_DATA SUPPLIED_
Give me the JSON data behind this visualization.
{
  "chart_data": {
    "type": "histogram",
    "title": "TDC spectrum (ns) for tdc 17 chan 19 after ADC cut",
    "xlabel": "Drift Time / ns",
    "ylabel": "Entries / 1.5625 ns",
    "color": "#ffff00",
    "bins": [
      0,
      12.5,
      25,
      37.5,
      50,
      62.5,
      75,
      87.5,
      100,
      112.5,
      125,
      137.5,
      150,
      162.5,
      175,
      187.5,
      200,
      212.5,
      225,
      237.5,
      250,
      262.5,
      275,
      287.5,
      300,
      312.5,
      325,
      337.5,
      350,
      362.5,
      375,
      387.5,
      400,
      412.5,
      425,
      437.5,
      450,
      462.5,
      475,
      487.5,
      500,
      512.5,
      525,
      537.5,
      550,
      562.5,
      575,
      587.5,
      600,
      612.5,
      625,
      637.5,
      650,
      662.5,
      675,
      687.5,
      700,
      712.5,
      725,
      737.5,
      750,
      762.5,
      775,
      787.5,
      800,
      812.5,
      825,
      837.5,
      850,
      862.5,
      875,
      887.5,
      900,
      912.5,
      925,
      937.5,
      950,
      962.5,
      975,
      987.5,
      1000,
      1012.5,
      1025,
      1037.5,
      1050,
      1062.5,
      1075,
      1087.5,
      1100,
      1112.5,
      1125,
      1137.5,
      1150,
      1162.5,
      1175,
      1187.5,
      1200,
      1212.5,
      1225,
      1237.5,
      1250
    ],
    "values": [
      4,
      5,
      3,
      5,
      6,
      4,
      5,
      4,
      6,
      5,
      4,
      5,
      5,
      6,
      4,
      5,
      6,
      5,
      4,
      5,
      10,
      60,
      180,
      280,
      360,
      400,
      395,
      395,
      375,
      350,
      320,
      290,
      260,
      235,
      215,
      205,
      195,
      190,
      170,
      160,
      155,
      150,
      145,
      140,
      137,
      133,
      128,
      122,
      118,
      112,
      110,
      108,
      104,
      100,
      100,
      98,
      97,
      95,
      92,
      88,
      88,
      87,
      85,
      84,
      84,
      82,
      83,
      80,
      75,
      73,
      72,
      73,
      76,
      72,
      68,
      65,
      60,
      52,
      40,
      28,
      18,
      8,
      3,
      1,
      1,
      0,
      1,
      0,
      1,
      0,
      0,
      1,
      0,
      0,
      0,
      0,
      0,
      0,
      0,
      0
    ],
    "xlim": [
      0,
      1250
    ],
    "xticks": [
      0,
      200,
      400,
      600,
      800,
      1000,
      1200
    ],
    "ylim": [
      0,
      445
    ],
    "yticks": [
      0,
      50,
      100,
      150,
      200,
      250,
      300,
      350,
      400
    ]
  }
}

_TASK PROMPT_
Exactly as shown above, return every record.

_EXERCISE ANSWER_
Give me the JSON data behind this visualization.
{
  "chart_data": {
    "type": "histogram",
    "title": "TDC spectrum (ns) for tdc 17 chan 19 after ADC cut",
    "xlabel": "Drift Time / ns",
    "ylabel": "Entries / 1.5625 ns",
    "color": "#ffff00",
    "bins": [
      0,
      12.5,
      25,
      37.5,
      50,
      62.5,
      75,
      87.5,
      100,
      112.5,
      125,
      137.5,
      150,
      162.5,
      175,
      187.5,
      200,
      212.5,
      225,
      237.5,
      250,
      262.5,
      275,
      287.5,
      300,
      312.5,
      325,
      337.5,
      350,
      362.5,
      375,
      387.5,
      400,
      412.5,
      425,
      437.5,
      450,
      462.5,
      475,
      487.5,
      500,
      512.5,
      525,
      537.5,
      550,
      562.5,
      575,
      587.5,
      600,
      612.5,
      625,
      637.5,
      650,
      662.5,
      675,
      687.5,
      700,
      712.5,
      725,
      737.5,
      750,
      762.5,
      775,
      787.5,
      800,
      812.5,
      825,
      837.5,
      850,
      862.5,
      875,
      887.5,
      900,
      912.5,
      925,
      937.5,
      950,
      962.5,
      975,
      987.5,
      1000,
      1012.5,
      1025,
      1037.5,
      1050,
      1062.5,
      1075,
      1087.5,
      1100,
      1112.5,
      1125,
      1137.5,
      1150,
      1162.5,
      1175,
      1187.5,
      1200,
      1212.5,
      1225,
      1237.5,
      1250
    ],
    "values": [
      4,
      5,
      3,
      5,
      6,
      4,
      5,
      4,
      6,
      5,
      4,
      5,
      5,
      6,
      4,
      5,
      6,
      5,
      4,
      5,
      10,
      60,
      180,
      280,
      360,
      400,
      395,
      395,
      375,
      350,
      320,
      290,
      260,
      235,
      215,
      205,
      195,
      190,
      170,
      160,
      155,
      150,
      145,
      140,
      137,
      133,
      128,
      122,
      118,
      112,
      110,
      108,
      104,
      100,
      100,
      98,
      97,
      95,
      92,
      88,
      88,
      87,
      85,
      84,
      84,
      82,
      83,
      80,
      75,
      73,
      72,
      73,
      76,
      72,
      68,
      65,
      60,
      52,
      40,
      28,
      18,
      8,
      3,
      1,
      1,
      0,
      1,
      0,
      1,
      0,
      0,
      1,
      0,
      0,
      0,
      0,
      0,
      0,
      0,
      0
    ],
    "xlim": [
      0,
      1250
    ],
    "xticks": [
      0,
      200,
      400,
      600,
      800,
      1000,
      1200
    ],
    "ylim": [
      0,
      445
    ],
    "yticks": [
      0,
      50,
      100,
      150,
      200,
      250,
      300,
      350,
      400
    ]
  }
}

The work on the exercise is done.